Rows from a figure dataset:
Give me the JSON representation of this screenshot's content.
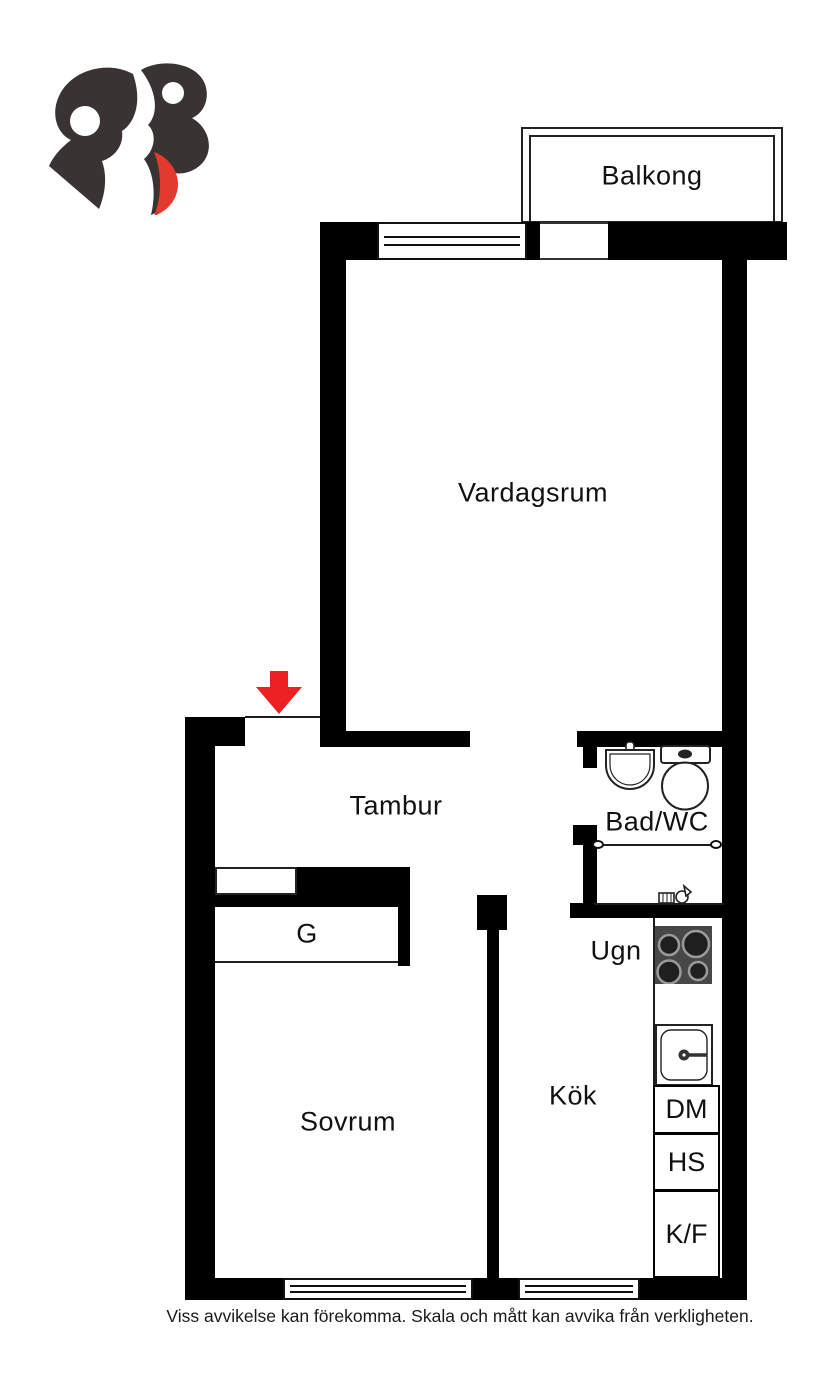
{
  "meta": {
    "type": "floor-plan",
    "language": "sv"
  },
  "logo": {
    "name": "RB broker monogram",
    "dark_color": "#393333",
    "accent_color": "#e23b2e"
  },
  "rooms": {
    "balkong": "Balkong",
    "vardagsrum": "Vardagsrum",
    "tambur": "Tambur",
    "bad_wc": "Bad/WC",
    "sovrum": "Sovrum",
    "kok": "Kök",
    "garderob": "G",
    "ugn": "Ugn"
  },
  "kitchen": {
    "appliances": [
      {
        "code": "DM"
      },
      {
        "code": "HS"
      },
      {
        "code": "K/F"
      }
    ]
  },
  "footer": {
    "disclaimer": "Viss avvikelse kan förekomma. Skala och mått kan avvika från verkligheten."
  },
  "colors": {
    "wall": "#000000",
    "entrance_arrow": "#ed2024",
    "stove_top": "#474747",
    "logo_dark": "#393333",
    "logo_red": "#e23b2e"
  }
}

* * *

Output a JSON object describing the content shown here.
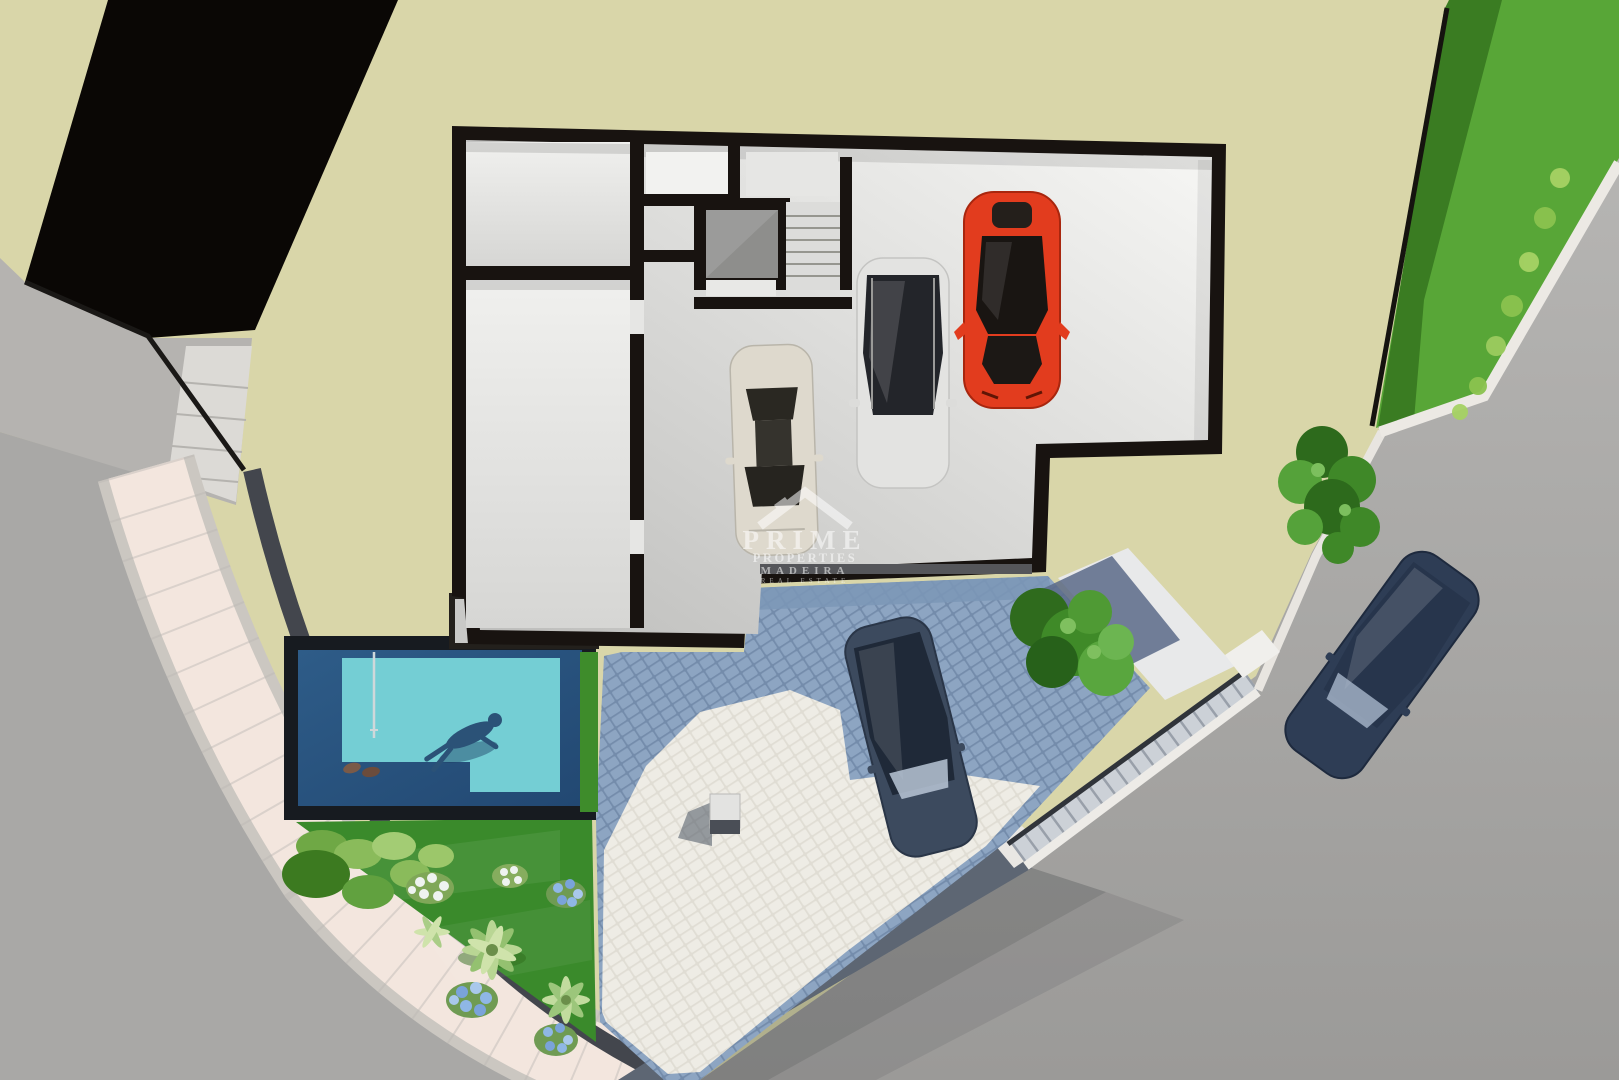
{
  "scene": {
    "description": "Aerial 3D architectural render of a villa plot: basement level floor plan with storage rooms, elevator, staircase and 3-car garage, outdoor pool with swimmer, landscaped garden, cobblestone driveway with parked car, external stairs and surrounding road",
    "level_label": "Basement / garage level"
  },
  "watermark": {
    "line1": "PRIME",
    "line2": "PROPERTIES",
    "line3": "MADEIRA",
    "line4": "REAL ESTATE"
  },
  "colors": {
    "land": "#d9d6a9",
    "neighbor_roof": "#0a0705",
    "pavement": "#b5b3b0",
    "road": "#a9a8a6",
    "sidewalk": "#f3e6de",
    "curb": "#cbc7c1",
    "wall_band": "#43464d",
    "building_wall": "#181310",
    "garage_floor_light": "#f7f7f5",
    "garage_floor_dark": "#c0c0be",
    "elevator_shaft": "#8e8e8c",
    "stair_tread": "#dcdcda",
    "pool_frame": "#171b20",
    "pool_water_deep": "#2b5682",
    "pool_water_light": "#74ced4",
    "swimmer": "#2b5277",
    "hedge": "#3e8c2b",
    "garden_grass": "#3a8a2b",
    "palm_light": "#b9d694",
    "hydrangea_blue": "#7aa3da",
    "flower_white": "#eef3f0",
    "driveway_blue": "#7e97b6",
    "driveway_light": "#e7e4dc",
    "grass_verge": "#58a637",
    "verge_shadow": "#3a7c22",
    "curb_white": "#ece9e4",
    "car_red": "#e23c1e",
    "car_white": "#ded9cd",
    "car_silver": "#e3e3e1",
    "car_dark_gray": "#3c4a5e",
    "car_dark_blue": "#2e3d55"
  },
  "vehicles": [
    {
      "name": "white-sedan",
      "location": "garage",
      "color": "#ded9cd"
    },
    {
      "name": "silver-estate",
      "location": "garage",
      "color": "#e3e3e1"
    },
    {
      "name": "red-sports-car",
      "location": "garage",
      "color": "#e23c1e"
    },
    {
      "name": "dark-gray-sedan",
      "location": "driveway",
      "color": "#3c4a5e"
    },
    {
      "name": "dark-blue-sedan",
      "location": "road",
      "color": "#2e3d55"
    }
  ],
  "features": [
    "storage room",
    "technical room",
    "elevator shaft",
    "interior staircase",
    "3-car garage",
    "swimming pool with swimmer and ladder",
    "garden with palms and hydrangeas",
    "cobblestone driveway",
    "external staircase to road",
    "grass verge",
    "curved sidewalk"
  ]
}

Exercise details: Pull out every line holding "plan" from the records above, and copy it.

Result for this task:
    "type": "floor-plan",
    "description": "Aerial 3D architectural render of a villa plot: basement level floor plan with storage rooms, elevator, staircase and 3-car garage, outdoor pool with swimmer, landscaped garden, cobblestone driveway with parked car, external stairs and surrounding road",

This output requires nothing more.